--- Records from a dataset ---

━━━━━━━━━━━━━━━━━━━━

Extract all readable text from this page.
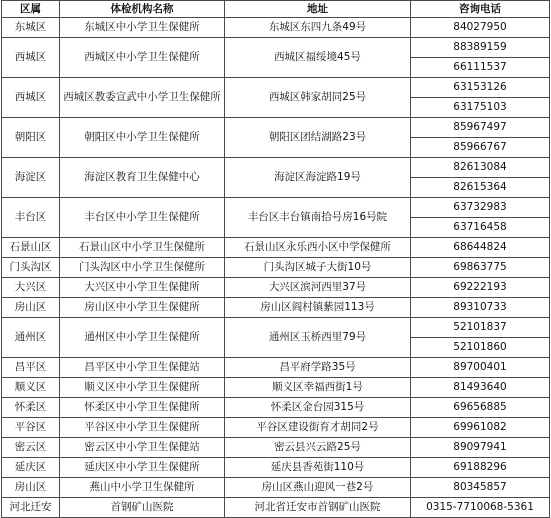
区属	体检机构名称	地址	咨询电话
东城区	东城区中小学卫生保健所	东城区东四九条49号	84027950

西城区	西城区中小学卫生保健所	西城区福绥境45号	88389159
66111537

西城区	西城区教委宣武中小学卫生保健所	西城区韩家胡同25号	63153126
63175103

朝阳区	朝阳区中小学卫生保健所	朝阳区团结湖路23号	85967497
85966767

海淀区	海淀区教育卫生保健中心	海淀区海淀路19号	82613084
82615364

丰台区	丰台区中小学卫生保健所	丰台区丰台镇南拾号房16号院	63732983
63716458

石景山区	石景山区中小学卫生保健所	石景山区永乐西小区中学保健所	68644824

门头沟区	门头沟区中小学卫生保健所	门头沟区城子大街10号	69863775

大兴区	大兴区中小学卫生保健所	大兴区滨河西里37号	69222193

房山区	房山区中小学卫生保健所	房山区阎村镇紫园113号	89310733

通州区	通州区中小学卫生保健所	通州区玉桥西里79号	52101837
52101860

昌平区	昌平区中小学卫生保健站	昌平府学路35号	89700401

顺义区	顺义区中小学卫生保健所	顺义区幸福西街1号	81493640

怀柔区	怀柔区中小学卫生保健所	怀柔区金台园315号	69656885

平谷区	平谷区中小学卫生保健所	平谷区建设街育才胡同2号	69961082

密云区	密云区中小学卫生保健站	密云县兴云路25号	89097941

延庆区	延庆区中小学卫生保健所	延庆县香苑街110号	69188296

房山区	燕山中小学卫生保健所	房山区燕山迎风一巷2号	80345857

河北迁安	首钢矿山医院	河北省迁安市首钢矿山医院	0315-7710068-5361
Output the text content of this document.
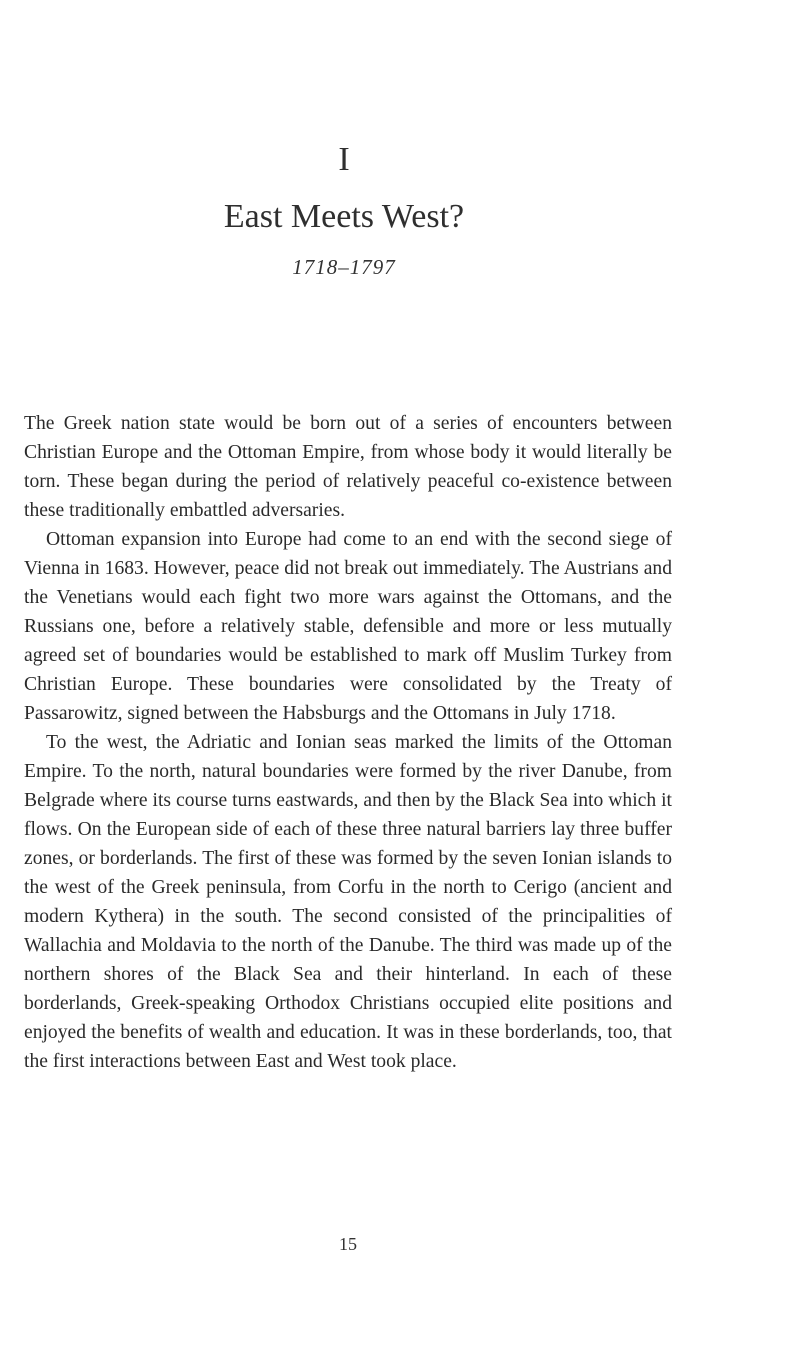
I
East Meets West?
1718–1797

The Greek nation state would be born out of a series of encounters between Christian Europe and the Ottoman Empire, from whose body it would literally be torn. These began during the period of relatively peaceful co-existence between these traditionally embattled adversaries.

Ottoman expansion into Europe had come to an end with the second siege of Vienna in 1683. However, peace did not break out immediately. The Austrians and the Venetians would each fight two more wars against the Ottomans, and the Russians one, before a relatively stable, defensible and more or less mutually agreed set of boundaries would be established to mark off Muslim Turkey from Christian Europe. These boundaries were consolidated by the Treaty of Passarowitz, signed between the Habsburgs and the Ottomans in July 1718.

To the west, the Adriatic and Ionian seas marked the limits of the Ottoman Empire. To the north, natural boundaries were formed by the river Danube, from Belgrade where its course turns eastwards, and then by the Black Sea into which it flows. On the European side of each of these three natural barriers lay three buffer zones, or borderlands. The first of these was formed by the seven Ionian islands to the west of the Greek peninsula, from Corfu in the north to Cerigo (ancient and modern Kythera) in the south. The second consisted of the principalities of Wallachia and Moldavia to the north of the Danube. The third was made up of the northern shores of the Black Sea and their hinterland. In each of these borderlands, Greek-speaking Orthodox Christians occupied elite positions and enjoyed the benefits of wealth and education. It was in these borderlands, too, that the first interactions between East and West took place.

15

━━━━━━━━━━━━━━━━━━━━

Pick out each line above that includes "text" and show it.

--- Response below ---
Extract all readable text from this page.
Output the text content of this document.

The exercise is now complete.